■ Task to carry out: Retype each entry below, keeping every character the same.

+===+

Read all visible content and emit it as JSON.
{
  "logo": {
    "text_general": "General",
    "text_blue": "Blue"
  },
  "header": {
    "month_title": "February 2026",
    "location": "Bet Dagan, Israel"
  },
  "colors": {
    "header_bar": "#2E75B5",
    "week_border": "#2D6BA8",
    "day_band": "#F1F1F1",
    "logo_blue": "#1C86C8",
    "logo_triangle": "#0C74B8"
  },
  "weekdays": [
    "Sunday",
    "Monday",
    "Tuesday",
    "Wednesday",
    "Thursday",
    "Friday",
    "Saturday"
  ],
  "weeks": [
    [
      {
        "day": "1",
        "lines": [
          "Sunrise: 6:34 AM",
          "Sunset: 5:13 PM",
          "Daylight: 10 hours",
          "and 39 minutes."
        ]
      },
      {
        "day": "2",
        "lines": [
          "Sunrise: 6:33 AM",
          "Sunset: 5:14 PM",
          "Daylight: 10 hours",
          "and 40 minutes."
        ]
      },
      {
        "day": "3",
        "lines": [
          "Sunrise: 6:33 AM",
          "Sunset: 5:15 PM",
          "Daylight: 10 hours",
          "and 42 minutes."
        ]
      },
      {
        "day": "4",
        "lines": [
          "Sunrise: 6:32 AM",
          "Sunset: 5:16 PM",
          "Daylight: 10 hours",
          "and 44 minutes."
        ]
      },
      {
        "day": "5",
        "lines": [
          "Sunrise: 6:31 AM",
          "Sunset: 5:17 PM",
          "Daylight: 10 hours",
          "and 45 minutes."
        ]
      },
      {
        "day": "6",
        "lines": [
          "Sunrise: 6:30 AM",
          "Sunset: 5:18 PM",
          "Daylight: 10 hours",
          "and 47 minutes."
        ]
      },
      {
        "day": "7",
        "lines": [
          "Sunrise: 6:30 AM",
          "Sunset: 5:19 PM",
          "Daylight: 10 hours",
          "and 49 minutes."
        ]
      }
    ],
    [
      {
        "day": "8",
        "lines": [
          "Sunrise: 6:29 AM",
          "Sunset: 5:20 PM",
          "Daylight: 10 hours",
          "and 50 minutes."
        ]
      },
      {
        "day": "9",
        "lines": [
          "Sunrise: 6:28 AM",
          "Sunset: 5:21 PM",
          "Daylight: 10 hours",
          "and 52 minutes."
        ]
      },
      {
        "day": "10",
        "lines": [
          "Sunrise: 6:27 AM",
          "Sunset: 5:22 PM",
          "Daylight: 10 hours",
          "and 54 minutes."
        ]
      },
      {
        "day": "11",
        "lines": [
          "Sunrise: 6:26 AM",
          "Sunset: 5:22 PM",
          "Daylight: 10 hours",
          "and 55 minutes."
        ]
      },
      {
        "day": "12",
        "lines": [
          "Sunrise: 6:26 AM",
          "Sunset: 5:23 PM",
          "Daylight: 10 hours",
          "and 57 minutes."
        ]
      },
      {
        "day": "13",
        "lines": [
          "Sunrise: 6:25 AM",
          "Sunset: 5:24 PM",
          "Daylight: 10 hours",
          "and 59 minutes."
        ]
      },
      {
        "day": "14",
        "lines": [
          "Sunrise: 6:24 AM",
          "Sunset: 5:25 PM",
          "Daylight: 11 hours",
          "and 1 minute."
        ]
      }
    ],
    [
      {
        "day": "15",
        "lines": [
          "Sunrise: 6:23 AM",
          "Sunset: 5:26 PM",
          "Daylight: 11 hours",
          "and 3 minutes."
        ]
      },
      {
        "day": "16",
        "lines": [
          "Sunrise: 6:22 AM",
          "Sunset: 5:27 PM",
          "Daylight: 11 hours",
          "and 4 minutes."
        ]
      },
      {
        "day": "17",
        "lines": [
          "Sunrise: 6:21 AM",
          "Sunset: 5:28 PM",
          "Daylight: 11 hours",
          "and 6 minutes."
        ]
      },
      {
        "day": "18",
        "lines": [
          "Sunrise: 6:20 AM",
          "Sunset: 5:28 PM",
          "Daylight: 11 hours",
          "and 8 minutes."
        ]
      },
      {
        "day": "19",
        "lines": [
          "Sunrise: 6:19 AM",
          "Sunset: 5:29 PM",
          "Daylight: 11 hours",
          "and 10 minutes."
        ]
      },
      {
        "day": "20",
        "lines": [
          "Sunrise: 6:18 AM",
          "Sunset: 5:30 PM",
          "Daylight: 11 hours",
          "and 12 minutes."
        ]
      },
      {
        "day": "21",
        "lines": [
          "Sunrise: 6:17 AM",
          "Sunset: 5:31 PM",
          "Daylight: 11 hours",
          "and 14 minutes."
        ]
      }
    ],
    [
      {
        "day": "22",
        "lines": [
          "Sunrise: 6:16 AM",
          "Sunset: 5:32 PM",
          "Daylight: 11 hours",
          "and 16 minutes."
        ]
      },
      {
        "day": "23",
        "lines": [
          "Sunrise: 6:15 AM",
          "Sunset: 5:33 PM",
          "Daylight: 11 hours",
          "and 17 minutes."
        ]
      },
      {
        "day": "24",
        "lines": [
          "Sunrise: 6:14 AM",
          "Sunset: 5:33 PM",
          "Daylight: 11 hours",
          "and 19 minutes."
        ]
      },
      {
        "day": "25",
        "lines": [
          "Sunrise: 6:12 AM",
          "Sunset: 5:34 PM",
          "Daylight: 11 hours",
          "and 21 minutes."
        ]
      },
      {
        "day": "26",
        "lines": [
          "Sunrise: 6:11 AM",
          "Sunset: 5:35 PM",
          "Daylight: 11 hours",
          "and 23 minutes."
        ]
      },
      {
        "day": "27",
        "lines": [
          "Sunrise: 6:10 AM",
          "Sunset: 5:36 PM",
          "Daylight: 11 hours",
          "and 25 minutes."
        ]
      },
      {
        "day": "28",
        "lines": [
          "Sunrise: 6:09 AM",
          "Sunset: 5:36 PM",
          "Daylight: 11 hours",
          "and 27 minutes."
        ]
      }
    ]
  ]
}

+===+

■ Completed task:
Read all visible content and emit it as JSON.
{
  "logo": {
    "text_general": "General",
    "text_blue": "Blue"
  },
  "header": {
    "month_title": "February 2026",
    "location": "Bet Dagan, Israel"
  },
  "colors": {
    "header_bar": "#2E75B5",
    "week_border": "#2D6BA8",
    "day_band": "#F1F1F1",
    "logo_blue": "#1C86C8",
    "logo_triangle": "#0C74B8"
  },
  "weekdays": [
    "Sunday",
    "Monday",
    "Tuesday",
    "Wednesday",
    "Thursday",
    "Friday",
    "Saturday"
  ],
  "weeks": [
    [
      {
        "day": "1",
        "lines": [
          "Sunrise: 6:34 AM",
          "Sunset: 5:13 PM",
          "Daylight: 10 hours",
          "and 39 minutes."
        ]
      },
      {
        "day": "2",
        "lines": [
          "Sunrise: 6:33 AM",
          "Sunset: 5:14 PM",
          "Daylight: 10 hours",
          "and 40 minutes."
        ]
      },
      {
        "day": "3",
        "lines": [
          "Sunrise: 6:33 AM",
          "Sunset: 5:15 PM",
          "Daylight: 10 hours",
          "and 42 minutes."
        ]
      },
      {
        "day": "4",
        "lines": [
          "Sunrise: 6:32 AM",
          "Sunset: 5:16 PM",
          "Daylight: 10 hours",
          "and 44 minutes."
        ]
      },
      {
        "day": "5",
        "lines": [
          "Sunrise: 6:31 AM",
          "Sunset: 5:17 PM",
          "Daylight: 10 hours",
          "and 45 minutes."
        ]
      },
      {
        "day": "6",
        "lines": [
          "Sunrise: 6:30 AM",
          "Sunset: 5:18 PM",
          "Daylight: 10 hours",
          "and 47 minutes."
        ]
      },
      {
        "day": "7",
        "lines": [
          "Sunrise: 6:30 AM",
          "Sunset: 5:19 PM",
          "Daylight: 10 hours",
          "and 49 minutes."
        ]
      }
    ],
    [
      {
        "day": "8",
        "lines": [
          "Sunrise: 6:29 AM",
          "Sunset: 5:20 PM",
          "Daylight: 10 hours",
          "and 50 minutes."
        ]
      },
      {
        "day": "9",
        "lines": [
          "Sunrise: 6:28 AM",
          "Sunset: 5:21 PM",
          "Daylight: 10 hours",
          "and 52 minutes."
        ]
      },
      {
        "day": "10",
        "lines": [
          "Sunrise: 6:27 AM",
          "Sunset: 5:22 PM",
          "Daylight: 10 hours",
          "and 54 minutes."
        ]
      },
      {
        "day": "11",
        "lines": [
          "Sunrise: 6:26 AM",
          "Sunset: 5:22 PM",
          "Daylight: 10 hours",
          "and 55 minutes."
        ]
      },
      {
        "day": "12",
        "lines": [
          "Sunrise: 6:26 AM",
          "Sunset: 5:23 PM",
          "Daylight: 10 hours",
          "and 57 minutes."
        ]
      },
      {
        "day": "13",
        "lines": [
          "Sunrise: 6:25 AM",
          "Sunset: 5:24 PM",
          "Daylight: 10 hours",
          "and 59 minutes."
        ]
      },
      {
        "day": "14",
        "lines": [
          "Sunrise: 6:24 AM",
          "Sunset: 5:25 PM",
          "Daylight: 11 hours",
          "and 1 minute."
        ]
      }
    ],
    [
      {
        "day": "15",
        "lines": [
          "Sunrise: 6:23 AM",
          "Sunset: 5:26 PM",
          "Daylight: 11 hours",
          "and 3 minutes."
        ]
      },
      {
        "day": "16",
        "lines": [
          "Sunrise: 6:22 AM",
          "Sunset: 5:27 PM",
          "Daylight: 11 hours",
          "and 4 minutes."
        ]
      },
      {
        "day": "17",
        "lines": [
          "Sunrise: 6:21 AM",
          "Sunset: 5:28 PM",
          "Daylight: 11 hours",
          "and 6 minutes."
        ]
      },
      {
        "day": "18",
        "lines": [
          "Sunrise: 6:20 AM",
          "Sunset: 5:28 PM",
          "Daylight: 11 hours",
          "and 8 minutes."
        ]
      },
      {
        "day": "19",
        "lines": [
          "Sunrise: 6:19 AM",
          "Sunset: 5:29 PM",
          "Daylight: 11 hours",
          "and 10 minutes."
        ]
      },
      {
        "day": "20",
        "lines": [
          "Sunrise: 6:18 AM",
          "Sunset: 5:30 PM",
          "Daylight: 11 hours",
          "and 12 minutes."
        ]
      },
      {
        "day": "21",
        "lines": [
          "Sunrise: 6:17 AM",
          "Sunset: 5:31 PM",
          "Daylight: 11 hours",
          "and 14 minutes."
        ]
      }
    ],
    [
      {
        "day": "22",
        "lines": [
          "Sunrise: 6:16 AM",
          "Sunset: 5:32 PM",
          "Daylight: 11 hours",
          "and 16 minutes."
        ]
      },
      {
        "day": "23",
        "lines": [
          "Sunrise: 6:15 AM",
          "Sunset: 5:33 PM",
          "Daylight: 11 hours",
          "and 17 minutes."
        ]
      },
      {
        "day": "24",
        "lines": [
          "Sunrise: 6:14 AM",
          "Sunset: 5:33 PM",
          "Daylight: 11 hours",
          "and 19 minutes."
        ]
      },
      {
        "day": "25",
        "lines": [
          "Sunrise: 6:12 AM",
          "Sunset: 5:34 PM",
          "Daylight: 11 hours",
          "and 21 minutes."
        ]
      },
      {
        "day": "26",
        "lines": [
          "Sunrise: 6:11 AM",
          "Sunset: 5:35 PM",
          "Daylight: 11 hours",
          "and 23 minutes."
        ]
      },
      {
        "day": "27",
        "lines": [
          "Sunrise: 6:10 AM",
          "Sunset: 5:36 PM",
          "Daylight: 11 hours",
          "and 25 minutes."
        ]
      },
      {
        "day": "28",
        "lines": [
          "Sunrise: 6:09 AM",
          "Sunset: 5:36 PM",
          "Daylight: 11 hours",
          "and 27 minutes."
        ]
      }
    ]
  ]
}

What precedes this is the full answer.